======== Text shown ========
Gaadgas Nora Bellis’s So You Girls Remember That: Memories of a Haida Elder offers us a rare first-hand account of the changes that followed the arrival of settlers in what had been an island where no one went hungry and there was “no crime.” The book is a collaboration between Bellis’s family, friends, and notably, author and editor Jenny Nelson. It’s told largely in Bellis’s voice and includes photos, quotes from her children and friends, as well as the Indian agent. Her stories cover many pivotal moments including the land giveaways, the welcoming of the white man, the devastation the Spanish flu brought to her community, the effects of logging, life with an Indian agent, and so much more.

Widowed with six children, Bellis was clearly a feisty and resourceful woman with an entrepreneurial spirit. She had a love of music and could play many instruments; “…my fingers was born with it.” Generous and unapologetic about following her own heart, it was her love of music that brought her close to the church where she first learned to play the organ. Always one to forge her own path, she wove together Christianity and the Haida teachings to create a life unlike any other I have had the privilege to bear witness to.
======== Data supplied ========
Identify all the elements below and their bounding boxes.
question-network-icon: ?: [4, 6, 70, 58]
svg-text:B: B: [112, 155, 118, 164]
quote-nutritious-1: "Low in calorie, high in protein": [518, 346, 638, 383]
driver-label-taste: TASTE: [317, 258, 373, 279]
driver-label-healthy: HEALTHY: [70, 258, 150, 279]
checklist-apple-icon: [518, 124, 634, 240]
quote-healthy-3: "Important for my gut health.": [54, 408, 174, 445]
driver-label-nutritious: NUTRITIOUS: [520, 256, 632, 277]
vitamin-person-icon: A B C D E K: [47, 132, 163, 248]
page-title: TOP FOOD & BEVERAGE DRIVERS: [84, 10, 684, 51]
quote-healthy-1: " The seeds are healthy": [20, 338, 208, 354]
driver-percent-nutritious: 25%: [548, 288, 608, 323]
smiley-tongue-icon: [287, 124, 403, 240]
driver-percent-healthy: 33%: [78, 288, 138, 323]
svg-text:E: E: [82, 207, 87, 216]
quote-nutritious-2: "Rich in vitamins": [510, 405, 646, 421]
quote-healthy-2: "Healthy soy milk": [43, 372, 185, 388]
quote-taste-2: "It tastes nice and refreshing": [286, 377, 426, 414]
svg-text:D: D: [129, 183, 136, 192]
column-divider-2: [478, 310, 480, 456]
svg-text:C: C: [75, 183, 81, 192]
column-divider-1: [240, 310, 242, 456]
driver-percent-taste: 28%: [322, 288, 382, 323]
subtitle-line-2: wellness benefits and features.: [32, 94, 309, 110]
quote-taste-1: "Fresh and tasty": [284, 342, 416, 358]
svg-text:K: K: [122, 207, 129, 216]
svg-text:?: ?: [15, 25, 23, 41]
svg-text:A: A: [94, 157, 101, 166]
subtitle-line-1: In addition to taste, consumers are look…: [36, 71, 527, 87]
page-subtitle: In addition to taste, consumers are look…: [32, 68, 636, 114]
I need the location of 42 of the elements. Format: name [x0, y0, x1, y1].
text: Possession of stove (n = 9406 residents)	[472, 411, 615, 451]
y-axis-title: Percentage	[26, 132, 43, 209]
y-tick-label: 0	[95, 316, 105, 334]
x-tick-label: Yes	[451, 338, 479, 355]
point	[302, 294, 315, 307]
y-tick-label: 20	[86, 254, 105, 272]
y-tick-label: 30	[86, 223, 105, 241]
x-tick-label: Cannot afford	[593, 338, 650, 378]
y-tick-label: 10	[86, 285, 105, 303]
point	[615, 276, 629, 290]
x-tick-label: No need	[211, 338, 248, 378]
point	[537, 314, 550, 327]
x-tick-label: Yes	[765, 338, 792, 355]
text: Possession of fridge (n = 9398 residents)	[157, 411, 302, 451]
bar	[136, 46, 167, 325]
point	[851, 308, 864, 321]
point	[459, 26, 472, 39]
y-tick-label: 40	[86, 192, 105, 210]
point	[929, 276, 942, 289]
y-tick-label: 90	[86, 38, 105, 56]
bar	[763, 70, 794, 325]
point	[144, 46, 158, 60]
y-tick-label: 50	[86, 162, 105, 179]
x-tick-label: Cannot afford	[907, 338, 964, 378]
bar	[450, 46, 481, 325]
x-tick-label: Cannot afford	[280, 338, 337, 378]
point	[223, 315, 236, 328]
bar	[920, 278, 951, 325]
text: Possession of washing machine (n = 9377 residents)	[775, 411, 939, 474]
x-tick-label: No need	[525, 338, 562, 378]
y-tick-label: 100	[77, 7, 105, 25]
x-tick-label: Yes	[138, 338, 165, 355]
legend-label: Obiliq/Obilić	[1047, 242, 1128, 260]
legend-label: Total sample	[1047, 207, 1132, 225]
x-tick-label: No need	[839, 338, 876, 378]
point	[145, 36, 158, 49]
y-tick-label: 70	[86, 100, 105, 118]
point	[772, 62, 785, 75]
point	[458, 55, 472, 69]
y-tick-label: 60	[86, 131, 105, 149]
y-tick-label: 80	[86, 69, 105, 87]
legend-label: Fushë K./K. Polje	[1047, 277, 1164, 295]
========
### What you have to do
Copy the book review above word for word, from start to finish.

### Solution
Gaadgas Nora Bellis’s So You Girls Remember That: Memories of a Haida Elder offers us a rare first-hand account of the changes that followed the arrival of settlers in what had been an island where no one went hungry and there was “no crime.” The book is a collaboration between Bellis’s family, friends, and notably, author and editor Jenny Nelson. It’s told largely in Bellis’s voice and includes photos, quotes from her children and friends, as well as the Indian agent. Her stories cover many pivotal moments including the land giveaways, the welcoming of the white man, the devastation the Spanish flu brought to her community, the effects of logging, life with an Indian agent, and so much more.

Widowed with six children, Bellis was clearly a feisty and resourceful woman with an entrepreneurial spirit. She had a love of music and could play many instruments; “…my fingers was born with it.” Generous and unapologetic about following her own heart, it was her love of music that brought her close to the church where she first learned to play the organ. Always one to forge her own path, she wove together Christianity and the Haida teachings to create a life unlike any other I have had the privilege to bear witness to.